** START OF Task input **

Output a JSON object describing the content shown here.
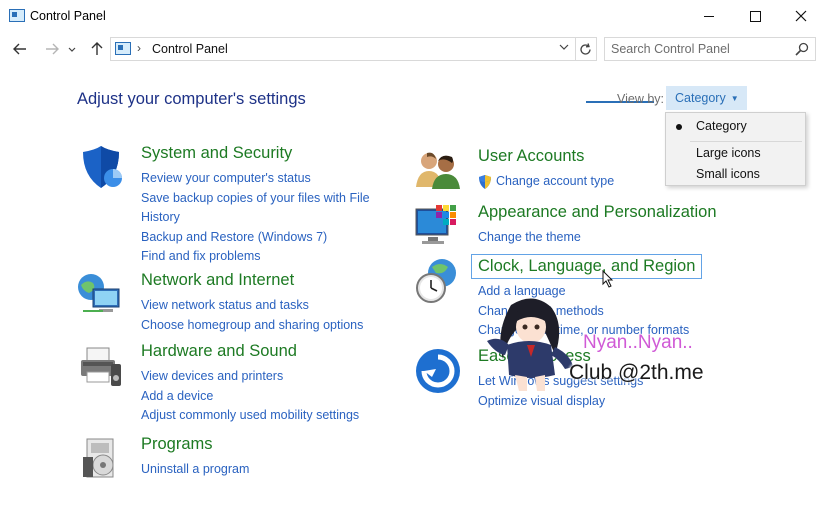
{
  "window": {
    "title": "Control Panel"
  },
  "address": {
    "crumb": "Control Panel",
    "search_placeholder": "Search Control Panel"
  },
  "main": {
    "heading": "Adjust your computer's settings",
    "view_by_label": "View by:",
    "view_by_value": "Category",
    "view_options": [
      "Category",
      "Large icons",
      "Small icons"
    ]
  },
  "categories": [
    {
      "title": "System and Security",
      "icon": "shield-icon",
      "links": [
        "Review your computer's status",
        "Save backup copies of your files with File",
        "History",
        "Backup and Restore (Windows 7)",
        "Find and fix problems"
      ]
    },
    {
      "title": "Network and Internet",
      "icon": "network-globe-icon",
      "links": [
        "View network status and tasks",
        "Choose homegroup and sharing options"
      ]
    },
    {
      "title": "Hardware and Sound",
      "icon": "printer-icon",
      "links": [
        "View devices and printers",
        "Add a device",
        "Adjust commonly used mobility settings"
      ]
    },
    {
      "title": "Programs",
      "icon": "programs-icon",
      "links": [
        "Uninstall a program"
      ]
    },
    {
      "title": "User Accounts",
      "icon": "users-icon",
      "links": [
        "Change account type"
      ]
    },
    {
      "title": "Appearance and Personalization",
      "icon": "monitor-colors-icon",
      "links": [
        "Change the theme"
      ]
    },
    {
      "title": "Clock, Language, and Region",
      "icon": "clock-globe-icon",
      "links": [
        "Add a language",
        "Change input methods",
        "Change date, time, or number formats"
      ]
    },
    {
      "title": "Ease of Access",
      "icon": "ease-of-access-icon",
      "links": [
        "Let Windows suggest settings",
        "Optimize visual display"
      ]
    }
  ],
  "watermark": {
    "line1": "Nyan..Nyan..",
    "line2": "Club @2th.me"
  },
  "colors": {
    "heading": "#1e3287",
    "category_title": "#1d7a23",
    "link": "#2a62c0",
    "accent": "#2a6fb7",
    "watermark_pink": "#d05ad6"
  }
}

** END OF Task input **

§ **Task statement**: From the entries, copy out each line containing the word "Windows".

§ **Reply to the task**:
        "Backup and Restore (Windows 7)",
        "Let Windows suggest settings",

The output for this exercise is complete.